- Dataset content -

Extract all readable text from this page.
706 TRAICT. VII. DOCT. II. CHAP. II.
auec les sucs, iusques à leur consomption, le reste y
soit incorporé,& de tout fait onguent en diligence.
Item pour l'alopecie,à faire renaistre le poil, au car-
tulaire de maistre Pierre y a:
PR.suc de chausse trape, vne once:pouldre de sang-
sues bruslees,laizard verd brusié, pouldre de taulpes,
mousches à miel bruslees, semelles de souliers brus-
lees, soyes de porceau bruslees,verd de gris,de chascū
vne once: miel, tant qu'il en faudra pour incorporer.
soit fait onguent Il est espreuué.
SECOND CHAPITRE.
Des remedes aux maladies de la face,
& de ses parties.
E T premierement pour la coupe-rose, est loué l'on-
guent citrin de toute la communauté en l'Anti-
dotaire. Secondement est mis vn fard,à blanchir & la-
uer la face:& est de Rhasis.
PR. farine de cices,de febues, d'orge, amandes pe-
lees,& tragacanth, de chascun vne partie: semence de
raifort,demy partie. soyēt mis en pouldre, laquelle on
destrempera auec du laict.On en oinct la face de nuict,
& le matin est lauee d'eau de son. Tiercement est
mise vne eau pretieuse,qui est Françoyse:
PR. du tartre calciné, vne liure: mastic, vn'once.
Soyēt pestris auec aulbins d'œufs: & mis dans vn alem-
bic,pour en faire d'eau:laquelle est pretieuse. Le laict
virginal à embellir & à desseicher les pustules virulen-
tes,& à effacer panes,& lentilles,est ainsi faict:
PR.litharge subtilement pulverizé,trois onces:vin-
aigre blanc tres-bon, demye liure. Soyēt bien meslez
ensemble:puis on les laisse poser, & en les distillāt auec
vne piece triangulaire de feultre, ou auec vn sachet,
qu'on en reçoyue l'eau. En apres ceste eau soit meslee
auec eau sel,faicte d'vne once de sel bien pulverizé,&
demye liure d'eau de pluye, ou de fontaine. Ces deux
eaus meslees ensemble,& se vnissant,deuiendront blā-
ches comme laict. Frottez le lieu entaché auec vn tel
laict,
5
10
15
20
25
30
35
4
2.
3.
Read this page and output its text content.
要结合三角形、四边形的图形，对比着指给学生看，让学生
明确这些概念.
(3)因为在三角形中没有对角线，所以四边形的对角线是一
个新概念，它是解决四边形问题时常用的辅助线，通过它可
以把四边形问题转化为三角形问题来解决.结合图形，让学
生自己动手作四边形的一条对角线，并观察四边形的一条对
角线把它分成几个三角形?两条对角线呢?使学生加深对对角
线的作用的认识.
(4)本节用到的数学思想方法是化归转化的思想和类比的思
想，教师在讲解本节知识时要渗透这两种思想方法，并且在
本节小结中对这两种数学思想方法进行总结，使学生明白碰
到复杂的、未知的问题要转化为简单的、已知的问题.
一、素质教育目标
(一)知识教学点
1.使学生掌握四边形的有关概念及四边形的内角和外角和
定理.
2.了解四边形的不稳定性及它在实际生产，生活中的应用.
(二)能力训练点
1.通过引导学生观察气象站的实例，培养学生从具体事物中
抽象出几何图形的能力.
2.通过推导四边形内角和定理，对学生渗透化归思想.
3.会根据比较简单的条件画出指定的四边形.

- Task directions -
Repeat the listing above without any change.

- Solution below -
Extract all readable text from this page.
706 TRAICT. VII. DOCT. II. CHAP. II.
auec les sucs, iusques à leur consomption, le reste y
soit incorporé,& de tout fait onguent en diligence.
Item pour l'alopecie,à faire renaistre le poil, au car-
tulaire de maistre Pierre y a:
PR.suc de chausse trape, vne once:pouldre de sang-
sues bruslees,laizard verd brusié, pouldre de taulpes,
mousches à miel bruslees, semelles de souliers brus-
lees, soyes de porceau bruslees,verd de gris,de chascū
vne once: miel, tant qu'il en faudra pour incorporer.
soit fait onguent Il est espreuué.
SECOND CHAPITRE.
Des remedes aux maladies de la face,
& de ses parties.
E T premierement pour la coupe-rose, est loué l'on-
guent citrin de toute la communauté en l'Anti-
dotaire. Secondement est mis vn fard,à blanchir & la-
uer la face:& est de Rhasis.
PR. farine de cices,de febues, d'orge, amandes pe-
lees,& tragacanth, de chascun vne partie: semence de
raifort,demy partie. soyēt mis en pouldre, laquelle on
destrempera auec du laict.On en oinct la face de nuict,
& le matin est lauee d'eau de son. Tiercement est
mise vne eau pretieuse,qui est Françoyse:
PR. du tartre calciné, vne liure: mastic, vn'once.
Soyēt pestris auec aulbins d'œufs: & mis dans vn alem-
bic,pour en faire d'eau:laquelle est pretieuse. Le laict
virginal à embellir & à desseicher les pustules virulen-
tes,& à effacer panes,& lentilles,est ainsi faict:
PR.litharge subtilement pulverizé,trois onces:vin-
aigre blanc tres-bon, demye liure. Soyēt bien meslez
ensemble:puis on les laisse poser, & en les distillāt auec
vne piece triangulaire de feultre, ou auec vn sachet,
qu'on en reçoyue l'eau. En apres ceste eau soit meslee
auec eau sel,faicte d'vne once de sel bien pulverizé,&
demye liure d'eau de pluye, ou de fontaine. Ces deux
eaus meslees ensemble,& se vnissant,deuiendront blā-
ches comme laict. Frottez le lieu entaché auec vn tel
laict,
5
10
15
20
25
30
35
4
2.
3.
Read this page and output its text content.
要结合三角形、四边形的图形，对比着指给学生看，让学生
明确这些概念.
(3)因为在三角形中没有对角线，所以四边形的对角线是一
个新概念，它是解决四边形问题时常用的辅助线，通过它可
以把四边形问题转化为三角形问题来解决.结合图形，让学
生自己动手作四边形的一条对角线，并观察四边形的一条对
角线把它分成几个三角形?两条对角线呢?使学生加深对对角
线的作用的认识.
(4)本节用到的数学思想方法是化归转化的思想和类比的思
想，教师在讲解本节知识时要渗透这两种思想方法，并且在
本节小结中对这两种数学思想方法进行总结，使学生明白碰
到复杂的、未知的问题要转化为简单的、已知的问题.
一、素质教育目标
(一)知识教学点
1.使学生掌握四边形的有关概念及四边形的内角和外角和
定理.
2.了解四边形的不稳定性及它在实际生产，生活中的应用.
(二)能力训练点
1.通过引导学生观察气象站的实例，培养学生从具体事物中
抽象出几何图形的能力.
2.通过推导四边形内角和定理，对学生渗透化归思想.
3.会根据比较简单的条件画出指定的四边形.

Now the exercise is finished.